## Provided material

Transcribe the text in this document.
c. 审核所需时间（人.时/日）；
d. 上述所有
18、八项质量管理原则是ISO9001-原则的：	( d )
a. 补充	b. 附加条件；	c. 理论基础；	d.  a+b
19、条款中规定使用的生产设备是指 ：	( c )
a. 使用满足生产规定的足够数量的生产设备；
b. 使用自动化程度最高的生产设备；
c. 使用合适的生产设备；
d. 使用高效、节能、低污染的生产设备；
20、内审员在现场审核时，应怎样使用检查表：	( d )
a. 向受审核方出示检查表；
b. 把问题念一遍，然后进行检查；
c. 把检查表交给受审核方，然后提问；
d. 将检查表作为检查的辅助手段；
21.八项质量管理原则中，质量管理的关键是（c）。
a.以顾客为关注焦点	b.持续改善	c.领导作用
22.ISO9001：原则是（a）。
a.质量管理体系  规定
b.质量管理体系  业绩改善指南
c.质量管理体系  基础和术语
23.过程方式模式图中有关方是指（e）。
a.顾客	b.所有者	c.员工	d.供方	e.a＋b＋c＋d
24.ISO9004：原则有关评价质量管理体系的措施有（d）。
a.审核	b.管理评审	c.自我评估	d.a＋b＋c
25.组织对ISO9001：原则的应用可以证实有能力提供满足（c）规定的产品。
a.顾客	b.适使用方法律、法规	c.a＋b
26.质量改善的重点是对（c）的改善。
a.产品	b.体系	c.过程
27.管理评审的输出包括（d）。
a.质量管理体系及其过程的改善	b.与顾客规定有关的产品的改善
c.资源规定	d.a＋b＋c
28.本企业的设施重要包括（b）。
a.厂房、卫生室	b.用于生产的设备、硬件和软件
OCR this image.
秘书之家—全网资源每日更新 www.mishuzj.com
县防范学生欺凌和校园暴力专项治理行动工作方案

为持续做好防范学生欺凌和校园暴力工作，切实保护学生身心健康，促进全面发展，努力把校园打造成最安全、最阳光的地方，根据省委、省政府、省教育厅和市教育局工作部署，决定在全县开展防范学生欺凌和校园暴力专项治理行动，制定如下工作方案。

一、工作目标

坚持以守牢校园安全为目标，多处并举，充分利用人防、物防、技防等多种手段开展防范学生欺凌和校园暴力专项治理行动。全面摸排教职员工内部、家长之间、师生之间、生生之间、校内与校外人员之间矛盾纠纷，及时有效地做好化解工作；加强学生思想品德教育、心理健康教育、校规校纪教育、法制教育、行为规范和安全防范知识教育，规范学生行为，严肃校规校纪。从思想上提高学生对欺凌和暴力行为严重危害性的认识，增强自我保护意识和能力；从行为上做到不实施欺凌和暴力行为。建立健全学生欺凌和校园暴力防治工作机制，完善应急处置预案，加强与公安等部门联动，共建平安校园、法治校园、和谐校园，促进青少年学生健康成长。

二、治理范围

## Set exercise
Please output every record, keeping each line exact.

## The output
Transcribe the text in this document.
c. 审核所需时间（人.时/日）；
d. 上述所有
18、八项质量管理原则是ISO9001-原则的：	( d )
a. 补充	b. 附加条件；	c. 理论基础；	d.  a+b
19、条款中规定使用的生产设备是指 ：	( c )
a. 使用满足生产规定的足够数量的生产设备；
b. 使用自动化程度最高的生产设备；
c. 使用合适的生产设备；
d. 使用高效、节能、低污染的生产设备；
20、内审员在现场审核时，应怎样使用检查表：	( d )
a. 向受审核方出示检查表；
b. 把问题念一遍，然后进行检查；
c. 把检查表交给受审核方，然后提问；
d. 将检查表作为检查的辅助手段；
21.八项质量管理原则中，质量管理的关键是（c）。
a.以顾客为关注焦点	b.持续改善	c.领导作用
22.ISO9001：原则是（a）。
a.质量管理体系  规定
b.质量管理体系  业绩改善指南
c.质量管理体系  基础和术语
23.过程方式模式图中有关方是指（e）。
a.顾客	b.所有者	c.员工	d.供方	e.a＋b＋c＋d
24.ISO9004：原则有关评价质量管理体系的措施有（d）。
a.审核	b.管理评审	c.自我评估	d.a＋b＋c
25.组织对ISO9001：原则的应用可以证实有能力提供满足（c）规定的产品。
a.顾客	b.适使用方法律、法规	c.a＋b
26.质量改善的重点是对（c）的改善。
a.产品	b.体系	c.过程
27.管理评审的输出包括（d）。
a.质量管理体系及其过程的改善	b.与顾客规定有关的产品的改善
c.资源规定	d.a＋b＋c
28.本企业的设施重要包括（b）。
a.厂房、卫生室	b.用于生产的设备、硬件和软件
OCR this image.
秘书之家—全网资源每日更新 www.mishuzj.com
县防范学生欺凌和校园暴力专项治理行动工作方案

为持续做好防范学生欺凌和校园暴力工作，切实保护学生身心健康，促进全面发展，努力把校园打造成最安全、最阳光的地方，根据省委、省政府、省教育厅和市教育局工作部署，决定在全县开展防范学生欺凌和校园暴力专项治理行动，制定如下工作方案。

一、工作目标

坚持以守牢校园安全为目标，多处并举，充分利用人防、物防、技防等多种手段开展防范学生欺凌和校园暴力专项治理行动。全面摸排教职员工内部、家长之间、师生之间、生生之间、校内与校外人员之间矛盾纠纷，及时有效地做好化解工作；加强学生思想品德教育、心理健康教育、校规校纪教育、法制教育、行为规范和安全防范知识教育，规范学生行为，严肃校规校纪。从思想上提高学生对欺凌和暴力行为严重危害性的认识，增强自我保护意识和能力；从行为上做到不实施欺凌和暴力行为。建立健全学生欺凌和校园暴力防治工作机制，完善应急处置预案，加强与公安等部门联动，共建平安校园、法治校园、和谐校园，促进青少年学生健康成长。

二、治理范围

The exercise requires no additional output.